> **Given data**
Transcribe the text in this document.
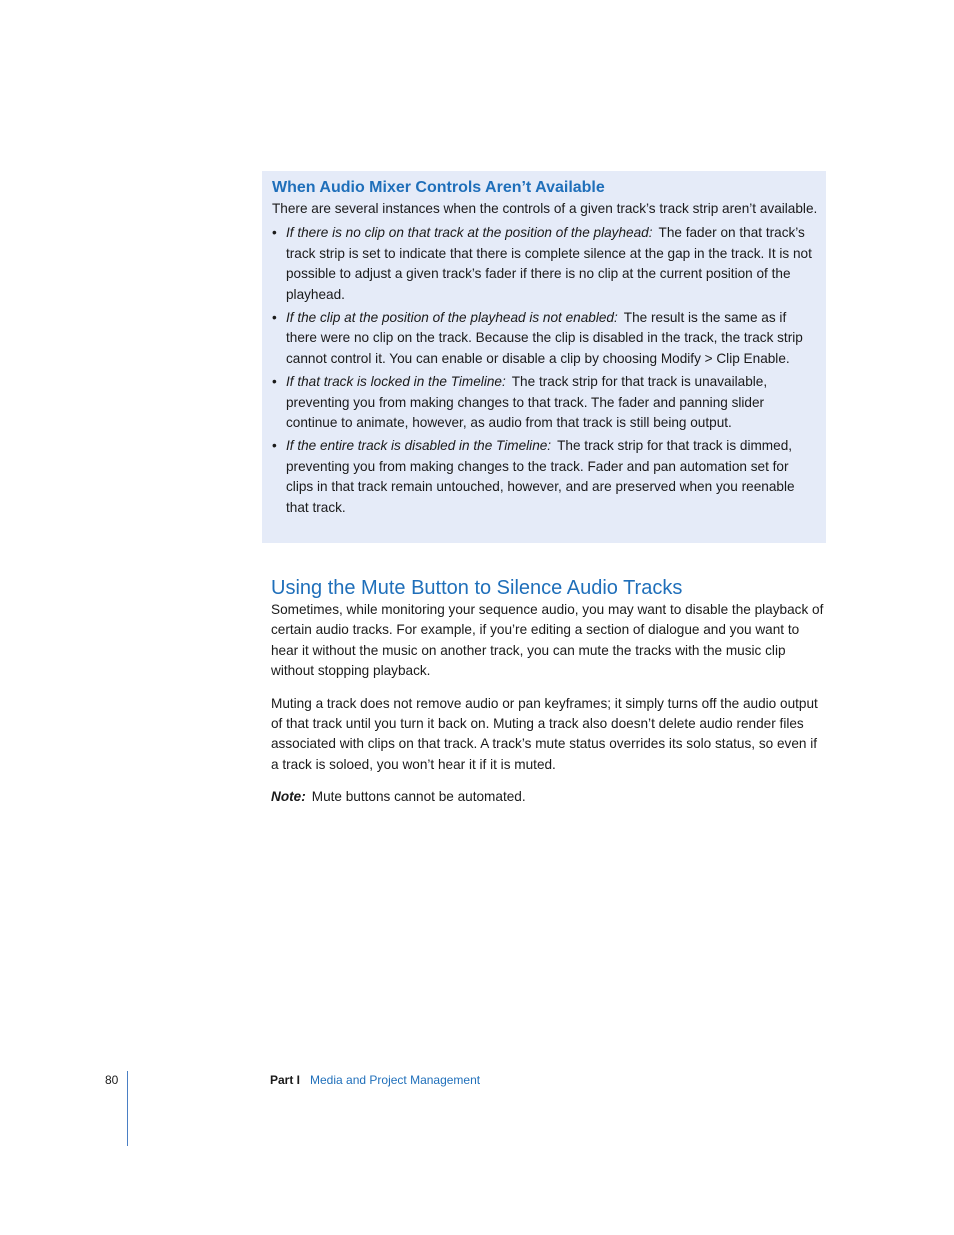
When Audio Mixer Controls Aren’t Available

There are several instances when the controls of a given track’s track strip aren’t available.

• If there is no clip on that track at the position of the playhead: The fader on that track’s track strip is set to indicate that there is complete silence at the gap in the track. It is not possible to adjust a given track’s fader if there is no clip at the current position of the playhead.
• If the clip at the position of the playhead is not enabled: The result is the same as if there were no clip on the track. Because the clip is disabled in the track, the track strip cannot control it. You can enable or disable a clip by choosing Modify > Clip Enable.
• If that track is locked in the Timeline: The track strip for that track is unavailable, preventing you from making changes to that track. The fader and panning slider continue to animate, however, as audio from that track is still being output.
• If the entire track is disabled in the Timeline: The track strip for that track is dimmed, preventing you from making changes to the track. Fader and pan automation set for clips in that track remain untouched, however, and are preserved when you reenable that track.
Using the Mute Button to Silence Audio Tracks

Sometimes, while monitoring your sequence audio, you may want to disable the playback of certain audio tracks. For example, if you’re editing a section of dialogue and you want to hear it without the music on another track, you can mute the tracks with the music clip without stopping playback.

Muting a track does not remove audio or pan keyframes; it simply turns off the audio output of that track until you turn it back on. Muting a track also doesn’t delete audio render files associated with clips on that track. A track’s mute status overrides its solo status, so even if a track is soloed, you won’t hear it if it is muted.

Note: Mute buttons cannot be automated.

80	Part I Media and Project Management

> **Objective**
Pull out each line containing the word "making" and copy it.

> **Answer**
• If that track is locked in the Timeline: The track strip for that track is unavailable, preventing you from making changes to that track. The fader and panning slider continue to animate, however, as audio from that track is still being output.
• If the entire track is disabled in the Timeline: The track strip for that track is dimmed, preventing you from making changes to the track. Fader and pan automation set for clips in that track remain untouched, however, and are preserved when you reenable that track.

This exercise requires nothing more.